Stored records
-------------------------

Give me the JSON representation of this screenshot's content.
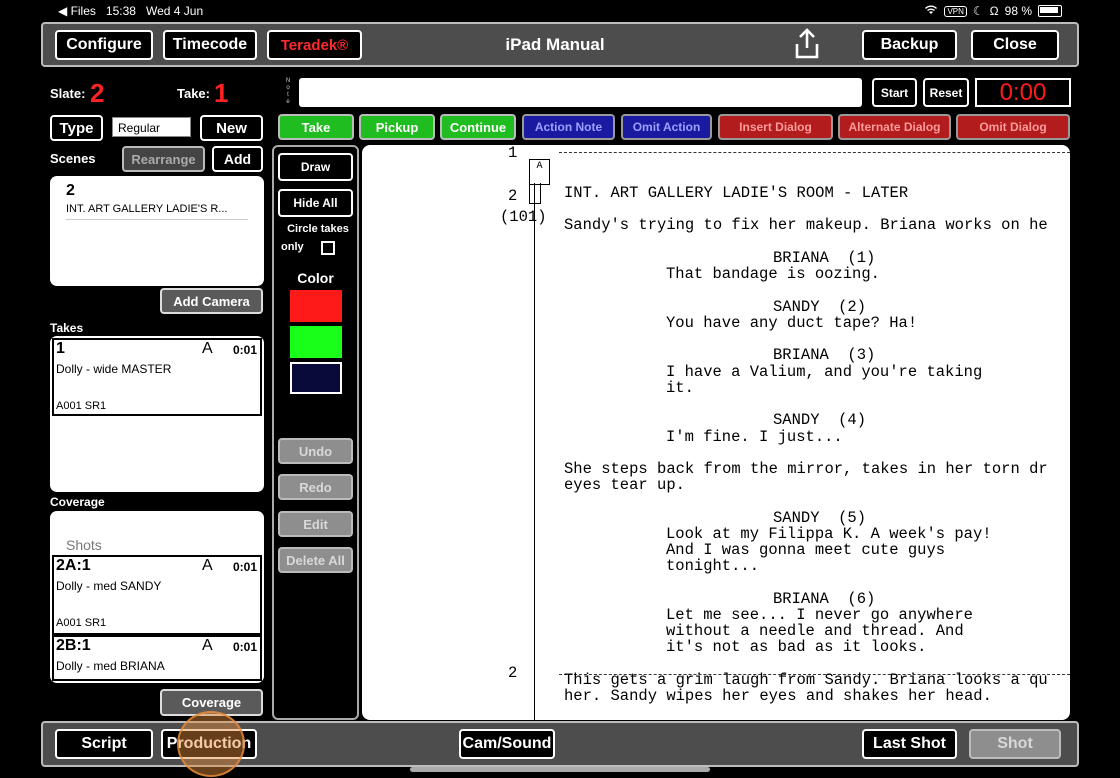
{
  "status_bar": {
    "back_app": "◀ Files",
    "time": "15:38",
    "date": "Wed 4 Jun",
    "vpn": "VPN",
    "battery": "98 %"
  },
  "top_bar": {
    "configure": "Configure",
    "timecode": "Timecode",
    "teradek": "Teradek®",
    "title": "iPad Manual",
    "backup": "Backup",
    "close": "Close"
  },
  "slate": {
    "label": "Slate:",
    "value": "2",
    "take_label": "Take:",
    "take_value": "1"
  },
  "note": {
    "label": "Note",
    "value": ""
  },
  "timer": {
    "start": "Start",
    "reset": "Reset",
    "value": "0:00"
  },
  "type_row": {
    "type": "Type",
    "field_value": "Regular",
    "new": "New"
  },
  "take_buttons": [
    "Take",
    "Pickup",
    "Continue",
    "Action Note",
    "Omit Action",
    "Insert Dialog",
    "Alternate Dialog",
    "Omit Dialog"
  ],
  "scenes": {
    "label": "Scenes",
    "rearrange": "Rearrange",
    "add": "Add",
    "item_num": "2",
    "item_title": "INT. ART GALLERY LADIE'S R...",
    "add_camera": "Add Camera"
  },
  "takes": {
    "label": "Takes",
    "items": [
      {
        "num": "1",
        "cam": "A",
        "dur": "0:01",
        "desc": "Dolly - wide MASTER",
        "reel": "A001  SR1"
      }
    ]
  },
  "coverage": {
    "label": "Coverage",
    "shots_label": "Shots",
    "items": [
      {
        "num": "2A:1",
        "cam": "A",
        "dur": "0:01",
        "desc": "Dolly - med SANDY",
        "reel": "A001  SR1"
      },
      {
        "num": "2B:1",
        "cam": "A",
        "dur": "0:01",
        "desc": "Dolly - med BRIANA",
        "reel": ""
      }
    ],
    "button": "Coverage"
  },
  "tools": {
    "draw": "Draw",
    "hide_all": "Hide All",
    "circle_takes": "Circle takes",
    "only": "only",
    "color_label": "Color",
    "colors": [
      "#ff1a1a",
      "#1aff1a",
      "#0a0a3a"
    ],
    "undo": "Undo",
    "redo": "Redo",
    "edit": "Edit",
    "delete_all": "Delete All"
  },
  "script": {
    "marker_1": "1",
    "marker_A": "A",
    "marker_2": "2",
    "marker_101": "(101)",
    "marker_2b": "2",
    "lines": [
      "INT. ART GALLERY LADIE'S ROOM - LATER",
      "Sandy's trying to fix her makeup. Briana works on he",
      "BRIANA  (1)",
      "That bandage is oozing.",
      "SANDY  (2)",
      "You have any duct tape? Ha!",
      "BRIANA  (3)",
      "I have a Valium, and you're taking",
      "it.",
      "SANDY  (4)",
      "I'm fine. I just...",
      "She steps back from the mirror, takes in her torn dr",
      "eyes tear up.",
      "SANDY  (5)",
      "Look at my Filippa K. A week's pay!",
      "And I was gonna meet cute guys",
      "tonight...",
      "BRIANA  (6)",
      "Let me see... I never go anywhere",
      "without a needle and thread. And",
      "it's not as bad as it looks.",
      "This gets a grim laugh from Sandy. Briana looks a qu",
      "her. Sandy wipes her eyes and shakes her head."
    ]
  },
  "bottom_bar": {
    "script": "Script",
    "production": "Production",
    "cam_sound": "Cam/Sound",
    "last_shot": "Last Shot",
    "shot": "Shot"
  }
}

-------------------------

WHAT THE TASK ASKS:
The material above must be printed exactly, with its pictures left out.

EXERCISE ANSWER:
Give me the JSON representation of this screenshot's content.
{
  "status_bar": {
    "back_app": "◀ Files",
    "time": "15:38",
    "date": "Wed 4 Jun",
    "vpn": "VPN",
    "battery": "98 %"
  },
  "top_bar": {
    "configure": "Configure",
    "timecode": "Timecode",
    "teradek": "Teradek®",
    "title": "iPad Manual",
    "backup": "Backup",
    "close": "Close"
  },
  "slate": {
    "label": "Slate:",
    "value": "2",
    "take_label": "Take:",
    "take_value": "1"
  },
  "note": {
    "label": "Note",
    "value": ""
  },
  "timer": {
    "start": "Start",
    "reset": "Reset",
    "value": "0:00"
  },
  "type_row": {
    "type": "Type",
    "field_value": "Regular",
    "new": "New"
  },
  "take_buttons": [
    "Take",
    "Pickup",
    "Continue",
    "Action Note",
    "Omit Action",
    "Insert Dialog",
    "Alternate Dialog",
    "Omit Dialog"
  ],
  "scenes": {
    "label": "Scenes",
    "rearrange": "Rearrange",
    "add": "Add",
    "item_num": "2",
    "item_title": "INT. ART GALLERY LADIE'S R...",
    "add_camera": "Add Camera"
  },
  "takes": {
    "label": "Takes",
    "items": [
      {
        "num": "1",
        "cam": "A",
        "dur": "0:01",
        "desc": "Dolly - wide MASTER",
        "reel": "A001  SR1"
      }
    ]
  },
  "coverage": {
    "label": "Coverage",
    "shots_label": "Shots",
    "items": [
      {
        "num": "2A:1",
        "cam": "A",
        "dur": "0:01",
        "desc": "Dolly - med SANDY",
        "reel": "A001  SR1"
      },
      {
        "num": "2B:1",
        "cam": "A",
        "dur": "0:01",
        "desc": "Dolly - med BRIANA",
        "reel": ""
      }
    ],
    "button": "Coverage"
  },
  "tools": {
    "draw": "Draw",
    "hide_all": "Hide All",
    "circle_takes": "Circle takes",
    "only": "only",
    "color_label": "Color",
    "colors": [
      "#ff1a1a",
      "#1aff1a",
      "#0a0a3a"
    ],
    "undo": "Undo",
    "redo": "Redo",
    "edit": "Edit",
    "delete_all": "Delete All"
  },
  "script": {
    "marker_1": "1",
    "marker_A": "A",
    "marker_2": "2",
    "marker_101": "(101)",
    "marker_2b": "2",
    "lines": [
      "INT. ART GALLERY LADIE'S ROOM - LATER",
      "Sandy's trying to fix her makeup. Briana works on he",
      "BRIANA  (1)",
      "That bandage is oozing.",
      "SANDY  (2)",
      "You have any duct tape? Ha!",
      "BRIANA  (3)",
      "I have a Valium, and you're taking",
      "it.",
      "SANDY  (4)",
      "I'm fine. I just...",
      "She steps back from the mirror, takes in her torn dr",
      "eyes tear up.",
      "SANDY  (5)",
      "Look at my Filippa K. A week's pay!",
      "And I was gonna meet cute guys",
      "tonight...",
      "BRIANA  (6)",
      "Let me see... I never go anywhere",
      "without a needle and thread. And",
      "it's not as bad as it looks.",
      "This gets a grim laugh from Sandy. Briana looks a qu",
      "her. Sandy wipes her eyes and shakes her head."
    ]
  },
  "bottom_bar": {
    "script": "Script",
    "production": "Production",
    "cam_sound": "Cam/Sound",
    "last_shot": "Last Shot",
    "shot": "Shot"
  }
}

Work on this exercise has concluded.